**WRITTEN TASK**
Reproduce the data exactly.

[Stored items from a collection]
## Begin

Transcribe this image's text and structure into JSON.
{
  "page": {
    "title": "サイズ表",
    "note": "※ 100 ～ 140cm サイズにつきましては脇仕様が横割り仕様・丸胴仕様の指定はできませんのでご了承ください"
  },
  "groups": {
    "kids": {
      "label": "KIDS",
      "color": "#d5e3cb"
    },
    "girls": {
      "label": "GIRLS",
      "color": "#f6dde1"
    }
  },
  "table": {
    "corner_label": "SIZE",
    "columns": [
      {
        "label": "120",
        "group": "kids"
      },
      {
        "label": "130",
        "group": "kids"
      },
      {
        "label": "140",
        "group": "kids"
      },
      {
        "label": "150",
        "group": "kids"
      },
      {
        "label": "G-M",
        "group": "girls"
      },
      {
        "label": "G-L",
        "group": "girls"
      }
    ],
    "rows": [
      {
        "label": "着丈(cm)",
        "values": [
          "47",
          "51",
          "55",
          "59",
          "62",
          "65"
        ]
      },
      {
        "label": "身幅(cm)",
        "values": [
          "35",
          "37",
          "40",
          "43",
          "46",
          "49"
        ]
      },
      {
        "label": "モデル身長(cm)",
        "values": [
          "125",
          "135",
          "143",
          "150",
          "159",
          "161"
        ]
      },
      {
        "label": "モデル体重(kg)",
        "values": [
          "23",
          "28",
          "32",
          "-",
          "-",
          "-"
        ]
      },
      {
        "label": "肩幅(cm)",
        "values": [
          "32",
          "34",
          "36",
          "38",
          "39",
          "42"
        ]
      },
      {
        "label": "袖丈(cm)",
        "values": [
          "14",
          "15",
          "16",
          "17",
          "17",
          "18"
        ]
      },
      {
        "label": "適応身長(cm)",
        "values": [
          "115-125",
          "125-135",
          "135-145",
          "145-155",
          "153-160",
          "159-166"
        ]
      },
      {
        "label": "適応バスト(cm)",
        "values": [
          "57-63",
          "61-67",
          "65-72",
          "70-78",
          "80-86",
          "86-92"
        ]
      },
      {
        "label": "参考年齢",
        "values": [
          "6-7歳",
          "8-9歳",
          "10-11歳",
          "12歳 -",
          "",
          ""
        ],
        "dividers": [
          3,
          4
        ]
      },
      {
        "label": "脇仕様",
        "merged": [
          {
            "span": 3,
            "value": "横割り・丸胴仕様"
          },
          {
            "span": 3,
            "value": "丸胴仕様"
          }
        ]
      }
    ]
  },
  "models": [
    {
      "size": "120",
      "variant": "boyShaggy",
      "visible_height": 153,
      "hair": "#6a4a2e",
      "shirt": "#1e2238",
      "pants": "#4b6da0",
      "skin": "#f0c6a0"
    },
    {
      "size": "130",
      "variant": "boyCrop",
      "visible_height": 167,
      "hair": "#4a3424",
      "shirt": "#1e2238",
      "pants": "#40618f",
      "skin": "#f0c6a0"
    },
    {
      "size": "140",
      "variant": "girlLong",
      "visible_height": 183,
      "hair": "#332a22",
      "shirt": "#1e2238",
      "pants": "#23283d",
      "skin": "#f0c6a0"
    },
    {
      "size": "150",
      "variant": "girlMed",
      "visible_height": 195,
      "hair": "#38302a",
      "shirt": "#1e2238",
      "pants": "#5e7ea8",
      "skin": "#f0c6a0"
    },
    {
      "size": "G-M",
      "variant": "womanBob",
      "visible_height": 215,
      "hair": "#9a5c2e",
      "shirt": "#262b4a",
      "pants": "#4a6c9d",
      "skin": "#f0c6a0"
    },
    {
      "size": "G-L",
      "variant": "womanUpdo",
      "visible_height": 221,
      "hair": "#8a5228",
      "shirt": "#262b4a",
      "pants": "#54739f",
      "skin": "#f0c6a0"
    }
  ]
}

## End

**SOLUTION FOR THIS TASK**
Transcribe this image's text and structure into JSON.
{
  "page": {
    "title": "サイズ表",
    "note": "※ 100 ～ 140cm サイズにつきましては脇仕様が横割り仕様・丸胴仕様の指定はできませんのでご了承ください"
  },
  "groups": {
    "kids": {
      "label": "KIDS",
      "color": "#d5e3cb"
    },
    "girls": {
      "label": "GIRLS",
      "color": "#f6dde1"
    }
  },
  "table": {
    "corner_label": "SIZE",
    "columns": [
      {
        "label": "120",
        "group": "kids"
      },
      {
        "label": "130",
        "group": "kids"
      },
      {
        "label": "140",
        "group": "kids"
      },
      {
        "label": "150",
        "group": "kids"
      },
      {
        "label": "G-M",
        "group": "girls"
      },
      {
        "label": "G-L",
        "group": "girls"
      }
    ],
    "rows": [
      {
        "label": "着丈(cm)",
        "values": [
          "47",
          "51",
          "55",
          "59",
          "62",
          "65"
        ]
      },
      {
        "label": "身幅(cm)",
        "values": [
          "35",
          "37",
          "40",
          "43",
          "46",
          "49"
        ]
      },
      {
        "label": "モデル身長(cm)",
        "values": [
          "125",
          "135",
          "143",
          "150",
          "159",
          "161"
        ]
      },
      {
        "label": "モデル体重(kg)",
        "values": [
          "23",
          "28",
          "32",
          "-",
          "-",
          "-"
        ]
      },
      {
        "label": "肩幅(cm)",
        "values": [
          "32",
          "34",
          "36",
          "38",
          "39",
          "42"
        ]
      },
      {
        "label": "袖丈(cm)",
        "values": [
          "14",
          "15",
          "16",
          "17",
          "17",
          "18"
        ]
      },
      {
        "label": "適応身長(cm)",
        "values": [
          "115-125",
          "125-135",
          "135-145",
          "145-155",
          "153-160",
          "159-166"
        ]
      },
      {
        "label": "適応バスト(cm)",
        "values": [
          "57-63",
          "61-67",
          "65-72",
          "70-78",
          "80-86",
          "86-92"
        ]
      },
      {
        "label": "参考年齢",
        "values": [
          "6-7歳",
          "8-9歳",
          "10-11歳",
          "12歳 -",
          "",
          ""
        ],
        "dividers": [
          3,
          4
        ]
      },
      {
        "label": "脇仕様",
        "merged": [
          {
            "span": 3,
            "value": "横割り・丸胴仕様"
          },
          {
            "span": 3,
            "value": "丸胴仕様"
          }
        ]
      }
    ]
  },
  "models": [
    {
      "size": "120",
      "variant": "boyShaggy",
      "visible_height": 153,
      "hair": "#6a4a2e",
      "shirt": "#1e2238",
      "pants": "#4b6da0",
      "skin": "#f0c6a0"
    },
    {
      "size": "130",
      "variant": "boyCrop",
      "visible_height": 167,
      "hair": "#4a3424",
      "shirt": "#1e2238",
      "pants": "#40618f",
      "skin": "#f0c6a0"
    },
    {
      "size": "140",
      "variant": "girlLong",
      "visible_height": 183,
      "hair": "#332a22",
      "shirt": "#1e2238",
      "pants": "#23283d",
      "skin": "#f0c6a0"
    },
    {
      "size": "150",
      "variant": "girlMed",
      "visible_height": 195,
      "hair": "#38302a",
      "shirt": "#1e2238",
      "pants": "#5e7ea8",
      "skin": "#f0c6a0"
    },
    {
      "size": "G-M",
      "variant": "womanBob",
      "visible_height": 215,
      "hair": "#9a5c2e",
      "shirt": "#262b4a",
      "pants": "#4a6c9d",
      "skin": "#f0c6a0"
    },
    {
      "size": "G-L",
      "variant": "womanUpdo",
      "visible_height": 221,
      "hair": "#8a5228",
      "shirt": "#262b4a",
      "pants": "#54739f",
      "skin": "#f0c6a0"
    }
  ]
}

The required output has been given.